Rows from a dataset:
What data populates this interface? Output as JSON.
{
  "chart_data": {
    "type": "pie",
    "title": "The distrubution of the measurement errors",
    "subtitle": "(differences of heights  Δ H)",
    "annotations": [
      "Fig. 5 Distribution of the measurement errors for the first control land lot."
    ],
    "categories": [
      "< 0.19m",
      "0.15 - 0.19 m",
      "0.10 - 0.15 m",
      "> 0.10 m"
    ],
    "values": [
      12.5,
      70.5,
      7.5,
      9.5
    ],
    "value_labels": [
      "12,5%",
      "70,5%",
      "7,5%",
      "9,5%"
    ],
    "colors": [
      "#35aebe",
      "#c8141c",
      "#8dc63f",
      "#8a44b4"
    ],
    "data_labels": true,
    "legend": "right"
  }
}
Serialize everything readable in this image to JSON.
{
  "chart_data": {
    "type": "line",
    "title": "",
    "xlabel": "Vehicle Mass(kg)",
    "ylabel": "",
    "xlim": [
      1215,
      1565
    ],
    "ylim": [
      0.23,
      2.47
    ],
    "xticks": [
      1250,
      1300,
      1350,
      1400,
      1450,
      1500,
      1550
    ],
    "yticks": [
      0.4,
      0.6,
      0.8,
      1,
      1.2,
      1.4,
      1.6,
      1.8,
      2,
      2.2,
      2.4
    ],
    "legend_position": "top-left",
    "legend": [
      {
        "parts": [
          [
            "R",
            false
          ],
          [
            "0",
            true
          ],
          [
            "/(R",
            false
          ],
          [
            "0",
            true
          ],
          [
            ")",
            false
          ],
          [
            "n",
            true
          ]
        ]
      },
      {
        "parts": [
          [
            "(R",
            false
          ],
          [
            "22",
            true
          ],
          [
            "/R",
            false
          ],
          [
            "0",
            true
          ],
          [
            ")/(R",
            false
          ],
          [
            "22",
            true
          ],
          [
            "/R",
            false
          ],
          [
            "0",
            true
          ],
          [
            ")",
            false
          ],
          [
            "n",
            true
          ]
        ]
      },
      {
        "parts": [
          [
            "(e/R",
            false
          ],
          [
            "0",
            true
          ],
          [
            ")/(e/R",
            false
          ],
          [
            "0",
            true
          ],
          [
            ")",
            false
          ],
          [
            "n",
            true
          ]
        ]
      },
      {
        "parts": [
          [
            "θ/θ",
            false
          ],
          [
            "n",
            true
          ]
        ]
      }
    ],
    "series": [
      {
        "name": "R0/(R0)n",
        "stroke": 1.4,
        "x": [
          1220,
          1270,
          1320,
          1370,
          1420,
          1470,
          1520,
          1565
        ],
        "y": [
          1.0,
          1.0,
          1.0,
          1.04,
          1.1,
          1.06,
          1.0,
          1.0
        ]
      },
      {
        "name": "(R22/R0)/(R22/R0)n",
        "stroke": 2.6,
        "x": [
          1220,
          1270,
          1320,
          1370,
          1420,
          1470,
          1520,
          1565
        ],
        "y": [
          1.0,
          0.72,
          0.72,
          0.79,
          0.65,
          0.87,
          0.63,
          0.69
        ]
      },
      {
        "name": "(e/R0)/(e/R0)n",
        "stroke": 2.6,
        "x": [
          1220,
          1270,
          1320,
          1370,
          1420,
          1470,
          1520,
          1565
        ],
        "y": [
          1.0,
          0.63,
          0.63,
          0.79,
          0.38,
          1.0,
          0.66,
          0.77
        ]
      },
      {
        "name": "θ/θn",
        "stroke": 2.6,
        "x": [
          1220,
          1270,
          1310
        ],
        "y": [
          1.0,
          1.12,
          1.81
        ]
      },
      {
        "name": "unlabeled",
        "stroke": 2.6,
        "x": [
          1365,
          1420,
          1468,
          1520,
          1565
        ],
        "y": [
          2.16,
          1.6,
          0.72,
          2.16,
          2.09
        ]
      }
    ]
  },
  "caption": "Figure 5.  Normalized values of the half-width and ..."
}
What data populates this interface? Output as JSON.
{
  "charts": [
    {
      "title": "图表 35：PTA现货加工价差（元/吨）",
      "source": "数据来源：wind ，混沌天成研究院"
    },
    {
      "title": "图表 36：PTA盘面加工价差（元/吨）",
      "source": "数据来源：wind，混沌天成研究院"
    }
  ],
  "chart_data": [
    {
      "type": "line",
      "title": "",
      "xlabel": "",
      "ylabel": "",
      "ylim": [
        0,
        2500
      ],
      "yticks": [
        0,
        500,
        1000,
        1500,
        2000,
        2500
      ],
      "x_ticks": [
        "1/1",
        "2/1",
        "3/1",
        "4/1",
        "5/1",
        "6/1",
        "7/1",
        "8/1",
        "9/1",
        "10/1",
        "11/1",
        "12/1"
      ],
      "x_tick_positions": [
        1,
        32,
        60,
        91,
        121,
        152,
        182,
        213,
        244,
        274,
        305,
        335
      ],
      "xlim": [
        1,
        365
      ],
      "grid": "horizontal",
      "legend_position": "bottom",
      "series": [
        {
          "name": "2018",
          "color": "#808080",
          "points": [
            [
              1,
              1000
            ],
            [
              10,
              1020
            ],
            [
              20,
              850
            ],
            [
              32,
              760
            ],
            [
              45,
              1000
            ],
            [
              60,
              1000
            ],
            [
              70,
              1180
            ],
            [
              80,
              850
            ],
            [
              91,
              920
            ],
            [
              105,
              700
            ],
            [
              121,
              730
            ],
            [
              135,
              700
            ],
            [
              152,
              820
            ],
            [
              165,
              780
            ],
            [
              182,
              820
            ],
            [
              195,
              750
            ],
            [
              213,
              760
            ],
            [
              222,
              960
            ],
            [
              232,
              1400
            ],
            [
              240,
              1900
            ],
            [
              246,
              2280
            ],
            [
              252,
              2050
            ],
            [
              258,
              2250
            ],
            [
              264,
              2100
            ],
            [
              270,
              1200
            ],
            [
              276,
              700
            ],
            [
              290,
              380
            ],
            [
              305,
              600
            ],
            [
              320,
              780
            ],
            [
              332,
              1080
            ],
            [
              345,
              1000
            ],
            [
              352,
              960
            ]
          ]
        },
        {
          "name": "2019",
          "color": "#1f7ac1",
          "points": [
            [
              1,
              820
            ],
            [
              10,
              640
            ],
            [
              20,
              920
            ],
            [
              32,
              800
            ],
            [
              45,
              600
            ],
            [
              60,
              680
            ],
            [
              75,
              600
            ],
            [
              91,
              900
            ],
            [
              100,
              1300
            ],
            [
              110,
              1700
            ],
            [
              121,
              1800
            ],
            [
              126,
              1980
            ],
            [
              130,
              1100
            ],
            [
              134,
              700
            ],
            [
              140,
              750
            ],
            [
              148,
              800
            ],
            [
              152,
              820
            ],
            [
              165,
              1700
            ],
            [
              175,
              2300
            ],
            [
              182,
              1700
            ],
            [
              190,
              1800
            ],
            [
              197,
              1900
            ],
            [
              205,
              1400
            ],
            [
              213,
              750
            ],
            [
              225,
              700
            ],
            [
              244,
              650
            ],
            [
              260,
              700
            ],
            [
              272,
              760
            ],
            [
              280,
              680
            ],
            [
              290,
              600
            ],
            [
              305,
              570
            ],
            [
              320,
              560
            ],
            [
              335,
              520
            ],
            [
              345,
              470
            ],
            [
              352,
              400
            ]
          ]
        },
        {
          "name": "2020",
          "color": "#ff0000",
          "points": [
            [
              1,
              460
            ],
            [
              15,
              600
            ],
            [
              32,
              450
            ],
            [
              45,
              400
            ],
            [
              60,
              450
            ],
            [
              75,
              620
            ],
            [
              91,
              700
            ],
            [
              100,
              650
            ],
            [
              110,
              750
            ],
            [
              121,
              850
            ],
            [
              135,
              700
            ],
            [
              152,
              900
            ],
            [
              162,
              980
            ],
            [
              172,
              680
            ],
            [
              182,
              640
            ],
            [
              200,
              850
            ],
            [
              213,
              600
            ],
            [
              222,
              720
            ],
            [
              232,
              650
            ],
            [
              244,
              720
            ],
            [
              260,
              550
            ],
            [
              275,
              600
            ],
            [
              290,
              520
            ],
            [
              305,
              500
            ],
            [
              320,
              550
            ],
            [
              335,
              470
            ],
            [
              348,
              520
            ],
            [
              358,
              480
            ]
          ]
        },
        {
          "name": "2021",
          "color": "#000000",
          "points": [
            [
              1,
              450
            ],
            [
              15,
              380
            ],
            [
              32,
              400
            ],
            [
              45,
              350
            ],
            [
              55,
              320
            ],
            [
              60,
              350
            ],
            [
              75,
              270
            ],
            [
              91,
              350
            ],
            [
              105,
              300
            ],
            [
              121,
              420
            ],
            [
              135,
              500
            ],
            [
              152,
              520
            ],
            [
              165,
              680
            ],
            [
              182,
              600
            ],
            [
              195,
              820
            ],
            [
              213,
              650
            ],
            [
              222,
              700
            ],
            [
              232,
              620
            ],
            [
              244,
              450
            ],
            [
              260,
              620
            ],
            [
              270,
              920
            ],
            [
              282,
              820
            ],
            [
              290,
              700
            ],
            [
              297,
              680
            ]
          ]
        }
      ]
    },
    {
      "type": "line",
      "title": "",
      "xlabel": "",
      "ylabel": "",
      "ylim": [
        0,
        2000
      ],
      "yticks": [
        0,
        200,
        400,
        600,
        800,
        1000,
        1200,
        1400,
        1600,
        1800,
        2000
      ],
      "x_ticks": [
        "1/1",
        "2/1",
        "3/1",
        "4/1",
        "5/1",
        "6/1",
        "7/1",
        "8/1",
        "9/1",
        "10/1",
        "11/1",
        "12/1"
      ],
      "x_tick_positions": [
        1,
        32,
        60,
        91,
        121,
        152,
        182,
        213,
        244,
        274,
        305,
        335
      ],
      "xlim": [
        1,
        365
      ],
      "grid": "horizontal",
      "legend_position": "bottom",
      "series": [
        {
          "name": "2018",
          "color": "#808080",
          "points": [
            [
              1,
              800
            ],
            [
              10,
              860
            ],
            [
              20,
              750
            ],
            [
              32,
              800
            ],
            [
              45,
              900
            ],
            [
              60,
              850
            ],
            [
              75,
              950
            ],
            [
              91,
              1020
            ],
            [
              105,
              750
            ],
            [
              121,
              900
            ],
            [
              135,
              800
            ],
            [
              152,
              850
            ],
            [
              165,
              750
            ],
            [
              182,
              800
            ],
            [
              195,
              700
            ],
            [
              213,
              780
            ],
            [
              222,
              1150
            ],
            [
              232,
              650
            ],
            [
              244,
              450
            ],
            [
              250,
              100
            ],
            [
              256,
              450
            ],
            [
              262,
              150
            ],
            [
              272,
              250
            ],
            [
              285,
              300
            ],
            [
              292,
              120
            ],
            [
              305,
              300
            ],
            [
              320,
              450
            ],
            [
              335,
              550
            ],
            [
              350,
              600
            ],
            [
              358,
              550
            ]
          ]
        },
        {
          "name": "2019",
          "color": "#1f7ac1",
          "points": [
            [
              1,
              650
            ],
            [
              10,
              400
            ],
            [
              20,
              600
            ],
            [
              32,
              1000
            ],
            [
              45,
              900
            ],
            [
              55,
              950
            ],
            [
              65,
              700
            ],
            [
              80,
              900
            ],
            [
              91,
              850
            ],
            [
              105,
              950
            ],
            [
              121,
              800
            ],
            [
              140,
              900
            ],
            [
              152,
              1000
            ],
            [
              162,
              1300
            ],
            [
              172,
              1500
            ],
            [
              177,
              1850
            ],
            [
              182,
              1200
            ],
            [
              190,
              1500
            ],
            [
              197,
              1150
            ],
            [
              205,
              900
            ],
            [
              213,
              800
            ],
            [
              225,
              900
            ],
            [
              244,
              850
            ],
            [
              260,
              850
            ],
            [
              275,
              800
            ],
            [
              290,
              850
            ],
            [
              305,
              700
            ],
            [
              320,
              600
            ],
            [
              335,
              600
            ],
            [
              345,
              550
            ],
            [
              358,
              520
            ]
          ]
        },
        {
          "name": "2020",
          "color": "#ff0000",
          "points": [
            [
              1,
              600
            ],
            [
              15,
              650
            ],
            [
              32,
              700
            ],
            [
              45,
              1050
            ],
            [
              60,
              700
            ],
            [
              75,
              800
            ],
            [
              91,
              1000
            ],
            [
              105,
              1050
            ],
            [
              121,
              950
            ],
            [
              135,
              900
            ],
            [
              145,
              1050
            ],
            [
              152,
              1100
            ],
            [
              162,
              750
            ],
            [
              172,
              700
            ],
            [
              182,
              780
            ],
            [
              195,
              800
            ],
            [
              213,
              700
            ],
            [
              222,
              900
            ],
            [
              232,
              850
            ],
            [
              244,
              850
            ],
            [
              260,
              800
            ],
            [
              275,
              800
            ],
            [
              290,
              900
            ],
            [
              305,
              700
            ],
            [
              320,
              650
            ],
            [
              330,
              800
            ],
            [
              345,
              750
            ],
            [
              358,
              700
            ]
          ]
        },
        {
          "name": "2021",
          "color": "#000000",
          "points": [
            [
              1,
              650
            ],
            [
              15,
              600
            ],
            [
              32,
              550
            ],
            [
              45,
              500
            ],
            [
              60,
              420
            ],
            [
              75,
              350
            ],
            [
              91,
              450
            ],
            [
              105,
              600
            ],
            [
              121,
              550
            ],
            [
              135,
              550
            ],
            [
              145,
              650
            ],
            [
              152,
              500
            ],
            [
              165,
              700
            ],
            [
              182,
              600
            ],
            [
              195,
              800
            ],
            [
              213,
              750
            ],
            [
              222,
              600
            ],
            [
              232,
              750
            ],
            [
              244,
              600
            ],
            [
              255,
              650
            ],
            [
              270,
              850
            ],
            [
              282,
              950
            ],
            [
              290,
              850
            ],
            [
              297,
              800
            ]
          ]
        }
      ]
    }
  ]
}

*EXERCISE INSTRUCTIONS:* Scan the listing above for the word "values" and copy every line that holds it.

*COMPLETE OUTPUT:*
    "values": [
  "caption": "Figure 5.  Normalized values of the half-width and ..."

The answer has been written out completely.